▶ **WHAT THE TASK ASKS**
Your task is to output all the records below, word for word.
==== TASK INPUT
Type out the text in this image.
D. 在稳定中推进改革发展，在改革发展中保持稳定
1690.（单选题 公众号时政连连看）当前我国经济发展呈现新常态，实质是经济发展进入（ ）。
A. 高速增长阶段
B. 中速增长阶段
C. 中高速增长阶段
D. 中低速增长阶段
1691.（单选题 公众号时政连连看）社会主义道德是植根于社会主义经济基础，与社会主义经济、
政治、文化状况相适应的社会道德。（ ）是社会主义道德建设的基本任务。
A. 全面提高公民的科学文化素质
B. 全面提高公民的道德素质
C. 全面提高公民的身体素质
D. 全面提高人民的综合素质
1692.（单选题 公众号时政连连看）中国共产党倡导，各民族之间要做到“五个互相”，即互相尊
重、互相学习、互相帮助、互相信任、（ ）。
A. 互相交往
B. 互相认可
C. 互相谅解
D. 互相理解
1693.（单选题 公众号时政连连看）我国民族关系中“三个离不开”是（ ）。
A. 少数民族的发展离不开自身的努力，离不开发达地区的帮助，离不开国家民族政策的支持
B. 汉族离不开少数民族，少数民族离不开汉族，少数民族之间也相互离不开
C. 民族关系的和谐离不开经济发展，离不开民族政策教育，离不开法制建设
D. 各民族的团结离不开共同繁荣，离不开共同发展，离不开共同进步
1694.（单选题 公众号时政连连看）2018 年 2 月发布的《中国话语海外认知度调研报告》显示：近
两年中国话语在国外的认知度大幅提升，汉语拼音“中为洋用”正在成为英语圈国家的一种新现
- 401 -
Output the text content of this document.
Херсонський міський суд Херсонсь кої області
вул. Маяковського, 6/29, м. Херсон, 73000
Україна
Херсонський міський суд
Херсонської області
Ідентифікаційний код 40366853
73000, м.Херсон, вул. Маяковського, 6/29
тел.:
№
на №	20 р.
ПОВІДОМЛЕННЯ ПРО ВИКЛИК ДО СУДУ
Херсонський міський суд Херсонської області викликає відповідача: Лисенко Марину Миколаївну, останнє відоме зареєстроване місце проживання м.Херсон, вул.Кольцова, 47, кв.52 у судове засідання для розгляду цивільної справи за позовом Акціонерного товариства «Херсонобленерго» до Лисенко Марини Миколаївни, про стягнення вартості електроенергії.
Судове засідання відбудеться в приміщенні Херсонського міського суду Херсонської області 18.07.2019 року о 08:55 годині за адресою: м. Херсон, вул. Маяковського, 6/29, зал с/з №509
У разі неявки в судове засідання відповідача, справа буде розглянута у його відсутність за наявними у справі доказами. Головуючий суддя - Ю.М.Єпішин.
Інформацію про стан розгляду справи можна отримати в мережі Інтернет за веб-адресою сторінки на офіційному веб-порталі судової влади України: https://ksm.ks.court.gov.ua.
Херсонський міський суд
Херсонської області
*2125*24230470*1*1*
========
▶ **THE RESULT**
Type out the text in this image.
D. 在稳定中推进改革发展，在改革发展中保持稳定
1690.（单选题 公众号时政连连看）当前我国经济发展呈现新常态，实质是经济发展进入（ ）。
A. 高速增长阶段
B. 中速增长阶段
C. 中高速增长阶段
D. 中低速增长阶段
1691.（单选题 公众号时政连连看）社会主义道德是植根于社会主义经济基础，与社会主义经济、
政治、文化状况相适应的社会道德。（ ）是社会主义道德建设的基本任务。
A. 全面提高公民的科学文化素质
B. 全面提高公民的道德素质
C. 全面提高公民的身体素质
D. 全面提高人民的综合素质
1692.（单选题 公众号时政连连看）中国共产党倡导，各民族之间要做到“五个互相”，即互相尊
重、互相学习、互相帮助、互相信任、（ ）。
A. 互相交往
B. 互相认可
C. 互相谅解
D. 互相理解
1693.（单选题 公众号时政连连看）我国民族关系中“三个离不开”是（ ）。
A. 少数民族的发展离不开自身的努力，离不开发达地区的帮助，离不开国家民族政策的支持
B. 汉族离不开少数民族，少数民族离不开汉族，少数民族之间也相互离不开
C. 民族关系的和谐离不开经济发展，离不开民族政策教育，离不开法制建设
D. 各民族的团结离不开共同繁荣，离不开共同发展，离不开共同进步
1694.（单选题 公众号时政连连看）2018 年 2 月发布的《中国话语海外认知度调研报告》显示：近
两年中国话语在国外的认知度大幅提升，汉语拼音“中为洋用”正在成为英语圈国家的一种新现
- 401 -
Output the text content of this document.
Херсонський міський суд Херсонсь кої області
вул. Маяковського, 6/29, м. Херсон, 73000
Україна
Херсонський міський суд
Херсонської області
Ідентифікаційний код 40366853
73000, м.Херсон, вул. Маяковського, 6/29
тел.:
№
на №	20 р.
ПОВІДОМЛЕННЯ ПРО ВИКЛИК ДО СУДУ
Херсонський міський суд Херсонської області викликає відповідача: Лисенко Марину Миколаївну, останнє відоме зареєстроване місце проживання м.Херсон, вул.Кольцова, 47, кв.52 у судове засідання для розгляду цивільної справи за позовом Акціонерного товариства «Херсонобленерго» до Лисенко Марини Миколаївни, про стягнення вартості електроенергії.
Судове засідання відбудеться в приміщенні Херсонського міського суду Херсонської області 18.07.2019 року о 08:55 годині за адресою: м. Херсон, вул. Маяковського, 6/29, зал с/з №509
У разі неявки в судове засідання відповідача, справа буде розглянута у його відсутність за наявними у справі доказами. Головуючий суддя - Ю.М.Єпішин.
Інформацію про стан розгляду справи можна отримати в мережі Інтернет за веб-адресою сторінки на офіційному веб-порталі судової влади України: https://ksm.ks.court.gov.ua.
Херсонський міський суд
Херсонської області
*2125*24230470*1*1*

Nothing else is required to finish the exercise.